The new bot profile allows the automation of classifying request to bots types and according to it the applied prevention policy is done.
- Browser – classified as a browser, additional checks will be done such as browser capabilities, sources scoring and more
- Mobile App - Mobile App with SDK, Mobile App
- Trusted bot - Signature categories: Search Engine
- Untrusted bot - Signature categories: Crawler, HTTP Library, Headless Browser, RSS Reader, Search Bot, Service Agent, Site Monitor, Social Media Agent, Web Downloader
- Suspicious Browser - Anomaly categories: Suspicious Browser Type, Suspicious Browser Extension
- Malicious Bot :
- Signature categories: DOS Tool, E-Mail Collector, Exploit Tool, Network Scanner, Spam Bot, Spyware, Vulnerability Scanner, Web Spider
- Anomaly categories: Browser Automation, Malicious Browser Extensions, Headless Browser Anomalies, Browser Masquerading, Mobile App Automation, Mobile App Masquerading, Illegal Mobile App, Search Engine Masquerading, OWASP Automated Threat Anomalies, Classification Evasion
Each class type is getting the prevention policy that was defined in the template.
Bot profile - General settings
Profile Template is defied once when the bot profile is created and includes several modes:
- Relaxed Mode – security policy that is not instructive because no java script is injected for source identification nor for device ID java script. The only blocked bots are the ones that are classified as malicious bots. The rest of the bots will be in alarm only.

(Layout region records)
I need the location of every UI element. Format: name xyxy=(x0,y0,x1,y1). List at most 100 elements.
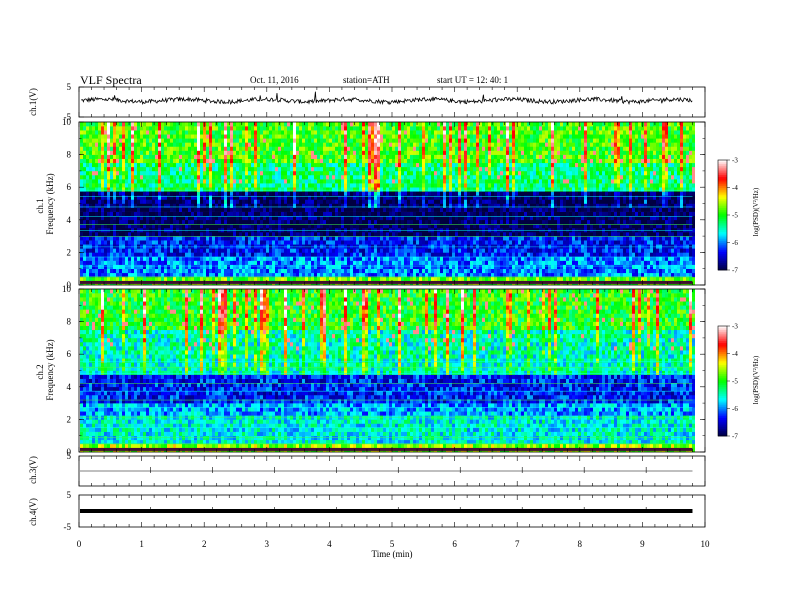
spec-cell xyxy=(86,146,89,151)
spec-cell xyxy=(401,158,404,164)
spec-cell xyxy=(383,240,386,245)
spec-cell xyxy=(407,252,410,257)
spec-cell xyxy=(347,207,350,212)
spec-cell xyxy=(158,134,161,139)
spec-cell xyxy=(284,215,287,221)
spec-cell xyxy=(377,264,380,269)
spec-cell xyxy=(341,223,344,229)
spec-cell xyxy=(104,150,107,155)
spec-cell xyxy=(434,154,437,159)
spec-cell xyxy=(131,179,134,184)
spec-cell xyxy=(251,162,254,168)
spec-cell xyxy=(350,268,353,274)
spec-cell xyxy=(389,146,392,151)
spec-cell xyxy=(188,154,191,159)
spec-cell xyxy=(173,170,176,176)
spec-cell xyxy=(206,162,209,168)
spec-cell xyxy=(401,252,404,257)
spec-cell xyxy=(344,248,347,253)
spec-cell xyxy=(209,126,212,131)
spec-cell xyxy=(242,146,245,151)
spec-cell xyxy=(116,240,119,245)
spec-cell xyxy=(209,146,212,151)
spec-cell xyxy=(254,248,257,253)
spec-cell xyxy=(272,138,275,143)
spec-cell xyxy=(257,146,260,151)
spec-cell xyxy=(278,146,281,151)
spec-cell xyxy=(335,203,338,208)
spec-cell xyxy=(176,272,179,278)
spec-cell xyxy=(203,244,206,249)
spec-cell xyxy=(164,260,167,265)
spec-cell xyxy=(422,236,425,241)
spec-cell xyxy=(326,219,329,225)
spec-cell xyxy=(287,268,290,274)
spec-cell xyxy=(158,211,161,217)
spec-cell xyxy=(128,138,131,143)
spec-cell xyxy=(116,232,119,237)
spec-cell xyxy=(392,150,395,155)
spec-cell xyxy=(365,219,368,225)
spec-cell xyxy=(206,223,209,229)
spec-cell xyxy=(89,272,92,278)
spec-cell xyxy=(173,150,176,155)
spec-cell xyxy=(302,256,305,261)
spec-cell xyxy=(308,183,311,188)
spec-cell xyxy=(164,215,167,221)
spec-cell xyxy=(224,272,227,278)
spec-cell xyxy=(191,126,194,131)
spec-cell xyxy=(245,256,248,261)
spec-cell xyxy=(119,183,122,188)
spec-cell xyxy=(119,187,122,192)
spec-cell xyxy=(98,166,101,172)
spec-cell xyxy=(185,179,188,184)
spec-cell xyxy=(263,252,266,257)
spec-cell xyxy=(161,191,164,196)
spec-cell xyxy=(122,256,125,261)
spec-cell xyxy=(338,166,341,172)
spec-cell xyxy=(155,232,158,237)
spec-cell xyxy=(338,170,341,176)
spec-cell xyxy=(119,272,122,278)
spec-cell xyxy=(386,183,389,188)
spec-cell xyxy=(308,146,311,151)
spec-cell xyxy=(170,240,173,245)
spec-cell xyxy=(308,179,311,184)
spec-cell xyxy=(260,126,263,131)
spec-cell xyxy=(428,162,431,168)
spec-cell xyxy=(251,244,254,249)
spec-cell xyxy=(395,142,398,147)
spec-cell xyxy=(161,162,164,168)
spec-cell xyxy=(110,146,113,151)
spec-cell xyxy=(245,240,248,245)
spec-cell xyxy=(116,134,119,139)
spec-cell xyxy=(230,264,233,269)
spec-cell xyxy=(296,260,299,265)
spec-cell xyxy=(203,203,206,208)
spec-cell xyxy=(317,126,320,131)
spec-cell xyxy=(248,264,251,269)
spec-cell xyxy=(359,264,362,269)
spec-cell xyxy=(368,256,371,261)
spec-cell xyxy=(350,187,353,192)
spec-cell xyxy=(374,252,377,257)
spec-cell xyxy=(365,252,368,257)
spec-cell xyxy=(167,236,170,241)
spec-cell xyxy=(221,256,224,261)
spec-cell xyxy=(428,179,431,184)
spec-cell xyxy=(155,203,158,208)
spec-cell xyxy=(401,138,404,143)
spec-cell xyxy=(212,170,215,176)
spec-cell xyxy=(116,162,119,168)
spec-cell xyxy=(320,223,323,229)
spec-cell xyxy=(188,179,191,184)
spec-cell xyxy=(182,219,185,225)
spec-cell xyxy=(128,126,131,131)
spec-cell xyxy=(128,207,131,212)
spec-cell xyxy=(158,174,161,180)
spec-cell xyxy=(242,183,245,188)
spec-cell xyxy=(125,240,128,245)
spec-cell xyxy=(158,199,161,204)
spec-cell xyxy=(401,126,404,131)
spec-cell xyxy=(290,211,293,217)
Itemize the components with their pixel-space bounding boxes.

» Description of the task
Copy the bot profile text above word for word, everything from "Bot profile - General" down to "in alarm only.".

» Answer to the exercise
Bot profile - General settings
Profile Template is defied once when the bot profile is created and includes several modes:
- Relaxed Mode – security policy that is not instructive because no java script is injected for source identification nor for device ID java script. The only blocked bots are the ones that are classified as malicious bots. The rest of the bots will be in alarm only.